Records:
▼

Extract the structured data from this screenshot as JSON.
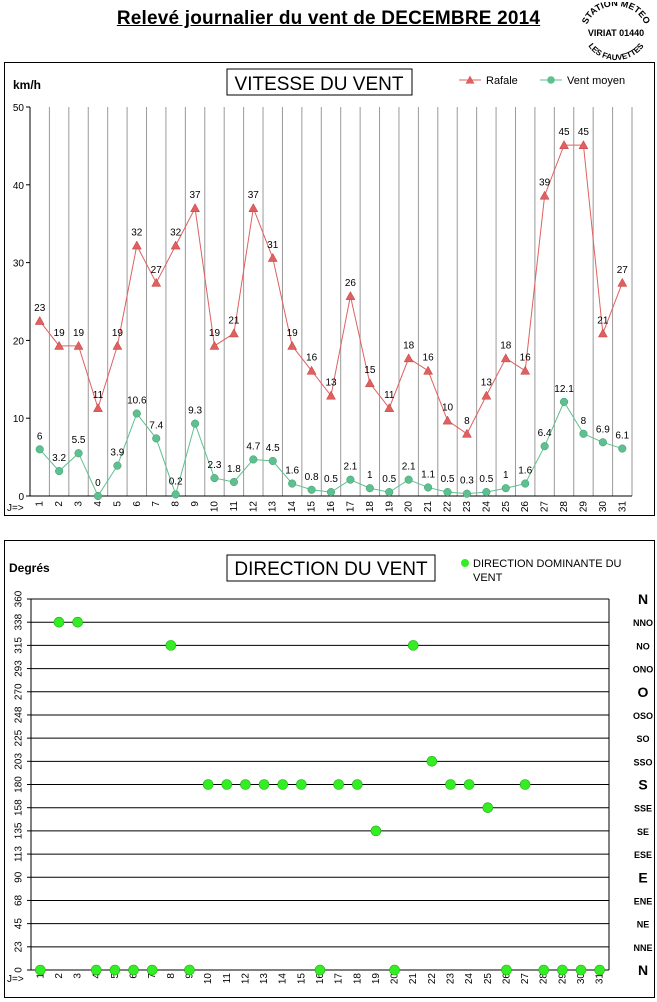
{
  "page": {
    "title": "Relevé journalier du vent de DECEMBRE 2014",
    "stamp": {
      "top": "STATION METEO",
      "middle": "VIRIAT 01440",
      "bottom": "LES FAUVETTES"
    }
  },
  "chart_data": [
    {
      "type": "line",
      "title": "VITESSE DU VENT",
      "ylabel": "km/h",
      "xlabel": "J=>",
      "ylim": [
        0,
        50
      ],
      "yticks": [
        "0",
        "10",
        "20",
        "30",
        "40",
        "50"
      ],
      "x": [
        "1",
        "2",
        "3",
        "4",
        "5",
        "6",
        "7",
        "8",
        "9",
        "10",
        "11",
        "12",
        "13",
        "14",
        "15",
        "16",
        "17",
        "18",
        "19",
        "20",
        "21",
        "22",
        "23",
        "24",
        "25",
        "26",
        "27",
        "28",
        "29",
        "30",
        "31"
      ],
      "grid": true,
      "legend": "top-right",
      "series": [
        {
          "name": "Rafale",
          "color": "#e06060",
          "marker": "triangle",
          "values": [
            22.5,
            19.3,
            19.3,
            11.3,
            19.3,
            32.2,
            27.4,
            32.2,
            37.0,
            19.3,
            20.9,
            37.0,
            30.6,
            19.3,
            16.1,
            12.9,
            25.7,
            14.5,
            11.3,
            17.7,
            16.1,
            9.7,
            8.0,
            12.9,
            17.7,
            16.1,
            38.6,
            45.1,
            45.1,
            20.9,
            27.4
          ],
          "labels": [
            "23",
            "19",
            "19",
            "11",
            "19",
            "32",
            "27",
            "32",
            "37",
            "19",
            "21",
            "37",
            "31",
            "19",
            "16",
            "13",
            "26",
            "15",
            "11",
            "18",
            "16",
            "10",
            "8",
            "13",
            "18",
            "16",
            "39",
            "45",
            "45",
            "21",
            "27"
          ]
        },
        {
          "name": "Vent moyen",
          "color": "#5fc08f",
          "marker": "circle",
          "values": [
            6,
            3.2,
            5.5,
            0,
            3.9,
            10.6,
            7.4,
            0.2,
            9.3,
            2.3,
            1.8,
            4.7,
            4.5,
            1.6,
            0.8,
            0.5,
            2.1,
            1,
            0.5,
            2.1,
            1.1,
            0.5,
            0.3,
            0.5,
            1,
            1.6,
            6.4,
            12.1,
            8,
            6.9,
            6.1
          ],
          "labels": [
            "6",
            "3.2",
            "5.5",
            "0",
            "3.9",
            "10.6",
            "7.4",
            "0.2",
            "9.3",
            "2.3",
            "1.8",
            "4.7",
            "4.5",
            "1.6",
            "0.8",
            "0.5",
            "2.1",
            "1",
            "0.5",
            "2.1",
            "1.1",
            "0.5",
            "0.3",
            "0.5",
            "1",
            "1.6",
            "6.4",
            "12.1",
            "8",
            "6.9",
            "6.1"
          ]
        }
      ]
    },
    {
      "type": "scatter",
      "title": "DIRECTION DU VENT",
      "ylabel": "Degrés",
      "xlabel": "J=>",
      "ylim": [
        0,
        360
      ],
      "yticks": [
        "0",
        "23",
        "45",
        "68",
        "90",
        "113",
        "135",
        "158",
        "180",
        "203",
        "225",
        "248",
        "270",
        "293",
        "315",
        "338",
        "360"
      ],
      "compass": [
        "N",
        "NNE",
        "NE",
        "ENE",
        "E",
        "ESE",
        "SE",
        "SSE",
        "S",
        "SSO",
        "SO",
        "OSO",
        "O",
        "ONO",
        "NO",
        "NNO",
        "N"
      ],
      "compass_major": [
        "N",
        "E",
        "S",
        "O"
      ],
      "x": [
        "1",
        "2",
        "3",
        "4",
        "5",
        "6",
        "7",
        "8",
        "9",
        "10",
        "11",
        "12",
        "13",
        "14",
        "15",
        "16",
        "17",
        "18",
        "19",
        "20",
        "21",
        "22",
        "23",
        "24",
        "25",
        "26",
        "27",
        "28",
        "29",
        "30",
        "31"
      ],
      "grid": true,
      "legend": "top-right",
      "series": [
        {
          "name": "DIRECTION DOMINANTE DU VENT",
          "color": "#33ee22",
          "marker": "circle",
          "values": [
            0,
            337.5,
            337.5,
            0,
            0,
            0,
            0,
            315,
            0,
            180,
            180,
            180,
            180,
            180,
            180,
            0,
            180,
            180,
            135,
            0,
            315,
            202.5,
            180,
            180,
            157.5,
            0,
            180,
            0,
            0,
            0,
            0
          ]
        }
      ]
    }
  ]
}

▲
▼

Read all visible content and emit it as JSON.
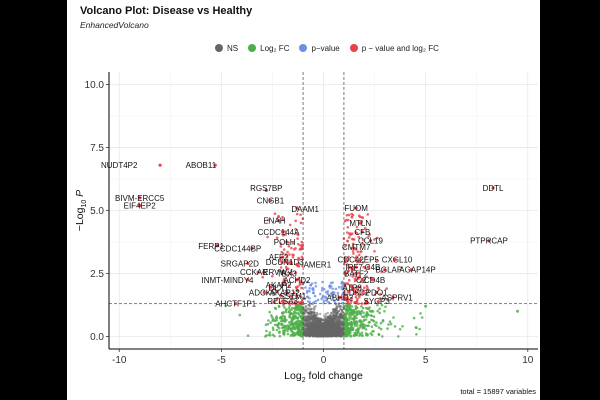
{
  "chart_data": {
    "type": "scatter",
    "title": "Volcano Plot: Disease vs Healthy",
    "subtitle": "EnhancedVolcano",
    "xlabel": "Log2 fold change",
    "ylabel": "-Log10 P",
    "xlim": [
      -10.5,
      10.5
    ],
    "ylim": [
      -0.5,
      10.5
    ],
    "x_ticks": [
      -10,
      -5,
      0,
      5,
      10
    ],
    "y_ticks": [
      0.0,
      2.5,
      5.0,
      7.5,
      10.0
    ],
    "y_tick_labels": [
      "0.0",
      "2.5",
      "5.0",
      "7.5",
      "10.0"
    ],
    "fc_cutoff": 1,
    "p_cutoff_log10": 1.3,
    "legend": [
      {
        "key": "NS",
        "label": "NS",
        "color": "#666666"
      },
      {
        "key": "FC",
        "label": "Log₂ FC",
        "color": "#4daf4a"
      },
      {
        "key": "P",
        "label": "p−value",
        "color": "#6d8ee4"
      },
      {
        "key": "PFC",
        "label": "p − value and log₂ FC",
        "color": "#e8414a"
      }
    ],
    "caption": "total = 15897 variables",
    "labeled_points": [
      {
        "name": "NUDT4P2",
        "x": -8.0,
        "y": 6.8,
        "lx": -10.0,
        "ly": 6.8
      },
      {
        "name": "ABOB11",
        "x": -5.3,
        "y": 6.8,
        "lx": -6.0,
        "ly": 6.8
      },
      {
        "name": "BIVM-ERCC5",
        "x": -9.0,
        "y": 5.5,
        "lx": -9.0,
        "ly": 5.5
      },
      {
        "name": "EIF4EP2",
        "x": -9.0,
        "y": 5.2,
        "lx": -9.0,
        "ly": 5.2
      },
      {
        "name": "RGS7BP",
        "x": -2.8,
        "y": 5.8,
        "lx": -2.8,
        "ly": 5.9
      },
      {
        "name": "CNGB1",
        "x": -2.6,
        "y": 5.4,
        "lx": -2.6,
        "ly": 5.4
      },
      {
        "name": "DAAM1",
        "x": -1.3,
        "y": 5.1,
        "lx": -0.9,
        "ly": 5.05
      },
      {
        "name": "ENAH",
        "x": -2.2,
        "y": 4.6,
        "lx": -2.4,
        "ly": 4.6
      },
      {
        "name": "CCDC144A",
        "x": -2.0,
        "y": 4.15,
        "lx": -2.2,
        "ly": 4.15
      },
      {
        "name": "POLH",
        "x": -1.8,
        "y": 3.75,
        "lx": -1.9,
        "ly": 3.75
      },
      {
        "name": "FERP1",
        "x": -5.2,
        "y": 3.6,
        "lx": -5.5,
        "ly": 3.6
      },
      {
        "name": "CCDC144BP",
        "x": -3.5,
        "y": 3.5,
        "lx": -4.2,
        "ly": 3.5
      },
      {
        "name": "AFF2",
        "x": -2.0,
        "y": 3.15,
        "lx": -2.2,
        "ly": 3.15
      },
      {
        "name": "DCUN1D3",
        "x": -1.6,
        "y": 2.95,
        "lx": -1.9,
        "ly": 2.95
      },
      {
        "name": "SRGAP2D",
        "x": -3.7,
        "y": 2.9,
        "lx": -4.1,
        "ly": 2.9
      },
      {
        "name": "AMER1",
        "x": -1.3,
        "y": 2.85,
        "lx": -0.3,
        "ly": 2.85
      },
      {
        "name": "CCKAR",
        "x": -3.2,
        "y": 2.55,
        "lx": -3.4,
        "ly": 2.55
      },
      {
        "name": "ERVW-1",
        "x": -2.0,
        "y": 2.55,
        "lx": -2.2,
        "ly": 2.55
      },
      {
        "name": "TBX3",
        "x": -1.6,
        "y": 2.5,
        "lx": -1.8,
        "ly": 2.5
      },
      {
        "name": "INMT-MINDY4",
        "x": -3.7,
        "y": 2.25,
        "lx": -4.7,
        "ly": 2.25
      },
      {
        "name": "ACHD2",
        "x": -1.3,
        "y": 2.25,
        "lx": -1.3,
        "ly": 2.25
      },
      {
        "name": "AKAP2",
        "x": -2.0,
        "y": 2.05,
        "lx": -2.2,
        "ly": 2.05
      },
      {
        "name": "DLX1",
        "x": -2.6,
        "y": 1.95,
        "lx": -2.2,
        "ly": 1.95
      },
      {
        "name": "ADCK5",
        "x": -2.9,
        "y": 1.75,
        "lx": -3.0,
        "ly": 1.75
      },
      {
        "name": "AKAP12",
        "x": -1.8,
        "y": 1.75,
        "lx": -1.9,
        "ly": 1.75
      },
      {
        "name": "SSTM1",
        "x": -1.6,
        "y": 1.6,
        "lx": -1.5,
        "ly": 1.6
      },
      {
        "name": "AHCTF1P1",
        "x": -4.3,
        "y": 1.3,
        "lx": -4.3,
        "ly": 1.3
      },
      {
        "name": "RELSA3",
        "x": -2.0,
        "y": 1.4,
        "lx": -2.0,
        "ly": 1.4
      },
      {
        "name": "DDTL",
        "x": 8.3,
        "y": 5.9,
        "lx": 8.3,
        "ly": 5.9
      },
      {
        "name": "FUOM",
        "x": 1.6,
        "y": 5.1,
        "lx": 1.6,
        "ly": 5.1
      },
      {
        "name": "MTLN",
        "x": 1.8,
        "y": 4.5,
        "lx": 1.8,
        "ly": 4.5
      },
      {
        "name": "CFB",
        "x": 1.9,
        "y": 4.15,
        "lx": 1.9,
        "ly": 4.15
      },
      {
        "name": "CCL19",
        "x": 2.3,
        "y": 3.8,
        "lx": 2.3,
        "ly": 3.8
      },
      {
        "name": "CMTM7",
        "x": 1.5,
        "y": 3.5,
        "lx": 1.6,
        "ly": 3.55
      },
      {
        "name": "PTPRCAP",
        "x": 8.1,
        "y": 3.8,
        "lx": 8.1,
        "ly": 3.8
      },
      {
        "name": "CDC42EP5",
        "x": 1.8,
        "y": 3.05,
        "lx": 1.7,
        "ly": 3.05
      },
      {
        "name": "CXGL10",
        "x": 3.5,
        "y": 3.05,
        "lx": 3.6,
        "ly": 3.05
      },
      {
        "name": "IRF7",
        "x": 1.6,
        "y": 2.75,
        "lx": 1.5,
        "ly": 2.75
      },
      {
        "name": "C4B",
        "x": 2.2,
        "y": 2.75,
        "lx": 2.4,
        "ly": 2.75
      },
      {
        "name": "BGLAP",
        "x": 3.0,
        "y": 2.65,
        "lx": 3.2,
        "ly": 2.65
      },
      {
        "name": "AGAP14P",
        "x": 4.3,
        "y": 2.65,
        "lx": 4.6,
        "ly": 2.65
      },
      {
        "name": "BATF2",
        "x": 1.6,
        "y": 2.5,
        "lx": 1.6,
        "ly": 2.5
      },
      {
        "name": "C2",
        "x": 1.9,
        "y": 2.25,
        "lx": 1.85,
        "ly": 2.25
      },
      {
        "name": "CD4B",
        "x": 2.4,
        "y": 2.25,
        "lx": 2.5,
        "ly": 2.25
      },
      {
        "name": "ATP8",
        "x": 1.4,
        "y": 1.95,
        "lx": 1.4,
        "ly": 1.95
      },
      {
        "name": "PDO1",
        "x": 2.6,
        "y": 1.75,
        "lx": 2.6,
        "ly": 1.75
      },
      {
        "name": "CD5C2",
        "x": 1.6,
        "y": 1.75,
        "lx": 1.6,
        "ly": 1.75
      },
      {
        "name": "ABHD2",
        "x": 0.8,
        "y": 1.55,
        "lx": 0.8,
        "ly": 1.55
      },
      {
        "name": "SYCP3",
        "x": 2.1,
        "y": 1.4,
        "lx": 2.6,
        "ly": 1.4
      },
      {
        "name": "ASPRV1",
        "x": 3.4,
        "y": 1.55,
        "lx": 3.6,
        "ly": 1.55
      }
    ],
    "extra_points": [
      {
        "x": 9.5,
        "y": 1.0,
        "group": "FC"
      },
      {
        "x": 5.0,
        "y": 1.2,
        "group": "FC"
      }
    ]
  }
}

▲

Locate all lines holding the word "type", then copy them out.

      "type": "line",
      "type": "scatter",
    "type": "scatter",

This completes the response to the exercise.